_Task set_:
**1)** Reproduce the entries from their first line through the line containing "ordenacao-select[interactable]: Tipo de", with both of those lines included.
**2)** Continue the news report on the Frank hearing from its final sentence onward.

_Selected excerpt_:

— Begin —

He was on hand when the hearing opened, and remained listening intently to the debate of opposing council until the middle of the forenoon.

Starnes and Black Present.

Detectives Starnes and Black, who were assigned to Solicitor Dorsey to work under his direction on the investigation into the Phagan murder mystery, have been in constant attendance since the hearing began Wednesday.

Frank's lawyers sprang a surprise in the last of their long string of reasons, holding that by the State's theory Jim Conley was an accomplice and that his testimony therefore could not be accepted except as corroborated by the circumstances of by another witness.

The Solicitor remarked that he had not considered this proposition, but would be prepared to talk on it later in the hearing.

— End —

_Material for the task_:
— Begin —

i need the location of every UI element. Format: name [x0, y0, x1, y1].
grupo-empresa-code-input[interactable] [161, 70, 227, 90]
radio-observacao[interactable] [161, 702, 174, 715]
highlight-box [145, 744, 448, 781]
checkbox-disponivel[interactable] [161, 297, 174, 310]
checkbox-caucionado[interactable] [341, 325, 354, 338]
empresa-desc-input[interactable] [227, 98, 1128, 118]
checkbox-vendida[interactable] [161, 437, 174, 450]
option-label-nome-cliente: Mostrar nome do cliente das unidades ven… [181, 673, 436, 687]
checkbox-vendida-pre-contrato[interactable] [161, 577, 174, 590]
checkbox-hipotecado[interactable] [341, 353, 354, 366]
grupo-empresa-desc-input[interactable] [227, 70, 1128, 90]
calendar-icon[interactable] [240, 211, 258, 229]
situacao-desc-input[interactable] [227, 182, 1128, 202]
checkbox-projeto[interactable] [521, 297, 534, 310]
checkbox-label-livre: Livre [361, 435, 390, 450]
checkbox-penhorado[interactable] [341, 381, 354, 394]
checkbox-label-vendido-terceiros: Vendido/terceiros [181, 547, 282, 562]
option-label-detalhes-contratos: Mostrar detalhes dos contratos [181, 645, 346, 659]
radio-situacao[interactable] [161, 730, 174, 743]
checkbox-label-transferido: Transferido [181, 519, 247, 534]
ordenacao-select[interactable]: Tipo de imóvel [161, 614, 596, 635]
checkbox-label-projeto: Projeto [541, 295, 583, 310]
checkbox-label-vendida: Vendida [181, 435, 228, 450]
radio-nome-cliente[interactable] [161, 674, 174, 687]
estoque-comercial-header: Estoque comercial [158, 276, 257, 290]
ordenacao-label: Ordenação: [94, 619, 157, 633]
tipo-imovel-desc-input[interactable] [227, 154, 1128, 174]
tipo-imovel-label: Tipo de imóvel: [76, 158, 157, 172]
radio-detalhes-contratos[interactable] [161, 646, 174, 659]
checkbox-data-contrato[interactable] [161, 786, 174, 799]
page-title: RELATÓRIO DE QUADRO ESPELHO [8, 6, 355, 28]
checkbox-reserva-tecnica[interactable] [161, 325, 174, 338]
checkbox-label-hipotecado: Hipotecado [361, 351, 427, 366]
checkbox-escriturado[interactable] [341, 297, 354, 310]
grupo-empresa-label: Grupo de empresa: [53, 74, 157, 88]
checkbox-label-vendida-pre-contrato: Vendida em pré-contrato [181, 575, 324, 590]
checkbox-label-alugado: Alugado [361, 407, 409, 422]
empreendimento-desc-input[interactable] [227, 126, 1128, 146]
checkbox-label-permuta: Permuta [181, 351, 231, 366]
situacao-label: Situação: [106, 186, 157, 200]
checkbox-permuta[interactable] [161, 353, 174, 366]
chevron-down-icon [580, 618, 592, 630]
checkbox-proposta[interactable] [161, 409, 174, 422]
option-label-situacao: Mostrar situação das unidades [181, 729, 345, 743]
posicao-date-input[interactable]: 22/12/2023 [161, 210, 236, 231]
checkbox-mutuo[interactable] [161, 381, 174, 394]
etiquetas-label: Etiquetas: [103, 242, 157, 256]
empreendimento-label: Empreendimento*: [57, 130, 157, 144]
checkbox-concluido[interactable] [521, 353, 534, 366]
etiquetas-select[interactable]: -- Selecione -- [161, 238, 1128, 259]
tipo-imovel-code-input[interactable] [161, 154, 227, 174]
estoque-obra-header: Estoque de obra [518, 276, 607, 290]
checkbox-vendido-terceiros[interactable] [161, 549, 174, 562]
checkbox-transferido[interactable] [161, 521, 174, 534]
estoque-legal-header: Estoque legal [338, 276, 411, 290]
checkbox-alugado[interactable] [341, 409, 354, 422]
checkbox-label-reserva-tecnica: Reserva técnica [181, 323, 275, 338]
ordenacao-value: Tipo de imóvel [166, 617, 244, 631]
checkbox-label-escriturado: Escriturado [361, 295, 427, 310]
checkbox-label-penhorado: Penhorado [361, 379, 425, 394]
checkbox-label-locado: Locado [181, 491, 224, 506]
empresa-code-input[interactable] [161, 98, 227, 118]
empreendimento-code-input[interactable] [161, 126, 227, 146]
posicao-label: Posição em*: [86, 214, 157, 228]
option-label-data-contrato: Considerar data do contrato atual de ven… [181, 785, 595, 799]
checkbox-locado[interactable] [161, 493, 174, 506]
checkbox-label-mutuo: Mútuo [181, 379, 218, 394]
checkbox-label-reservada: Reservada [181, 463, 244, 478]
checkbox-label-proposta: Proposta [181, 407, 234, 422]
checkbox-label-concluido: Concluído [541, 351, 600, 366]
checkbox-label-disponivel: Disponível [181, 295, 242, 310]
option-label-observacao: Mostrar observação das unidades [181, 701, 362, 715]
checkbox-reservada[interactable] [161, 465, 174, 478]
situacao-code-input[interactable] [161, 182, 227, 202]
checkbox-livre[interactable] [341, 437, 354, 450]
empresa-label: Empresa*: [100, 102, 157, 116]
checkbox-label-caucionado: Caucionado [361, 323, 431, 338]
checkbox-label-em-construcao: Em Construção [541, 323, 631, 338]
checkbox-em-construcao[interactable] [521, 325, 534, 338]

— End —

_Outputs for the tasks_:
**1)**
i need the location of every UI element. Format: name [x0, y0, x1, y1].
grupo-empresa-code-input[interactable] [161, 70, 227, 90]
radio-observacao[interactable] [161, 702, 174, 715]
highlight-box [145, 744, 448, 781]
checkbox-disponivel[interactable] [161, 297, 174, 310]
checkbox-caucionado[interactable] [341, 325, 354, 338]
empresa-desc-input[interactable] [227, 98, 1128, 118]
checkbox-vendida[interactable] [161, 437, 174, 450]
option-label-nome-cliente: Mostrar nome do cliente das unidades ven… [181, 673, 436, 687]
checkbox-vendida-pre-contrato[interactable] [161, 577, 174, 590]
checkbox-hipotecado[interactable] [341, 353, 354, 366]
grupo-empresa-desc-input[interactable] [227, 70, 1128, 90]
calendar-icon[interactable] [240, 211, 258, 229]
situacao-desc-input[interactable] [227, 182, 1128, 202]
checkbox-projeto[interactable] [521, 297, 534, 310]
checkbox-label-livre: Livre [361, 435, 390, 450]
checkbox-penhorado[interactable] [341, 381, 354, 394]
checkbox-label-vendido-terceiros: Vendido/terceiros [181, 547, 282, 562]
option-label-detalhes-contratos: Mostrar detalhes dos contratos [181, 645, 346, 659]
radio-situacao[interactable] [161, 730, 174, 743]
checkbox-label-transferido: Transferido [181, 519, 247, 534]
ordenacao-select[interactable]: Tipo de imóvel [161, 614, 596, 635]

**2)**
The reason charged that the court erred in not instructing the jury that if they believed from the evidence that Conley watched for Frank at the pencil factory door, and that his purpose in watching was to protect Frank in the commission of acts which constitute a felony in the State of Georgia, then Conley, as to any alleged murder committed in the progress of any such attempt to commit the acts that were described by the negro, would be an accomplice, and the jury could not give him credence unless he was corroborated by the facts and circumstances or by another witness.

The announcement that the temper of the crowds about the courthouse on the closing days of the trial was such that grave fears were entertained for the safety of Frank was one of the interesting disclosures of the hearing.

Attorney Luther Rosser, chief of counsel for Frank, asserted that they would have "eaten the defendant alive" if he had gone out among them on the day the verdict was rendered, particularly if an acquittal had been brought in.

Take Advantage of Absence.

Solicitor Dorsey contended that the defense had waived the presence of Frank in the courtroom at the time the verdict was rendered and PAGE 7, COLUMN 1

DORSEY PLANS TO FIGHT NEW ATTACK ON CONLEY TESTIMONY AS ILLEGAL Continued From Page 1.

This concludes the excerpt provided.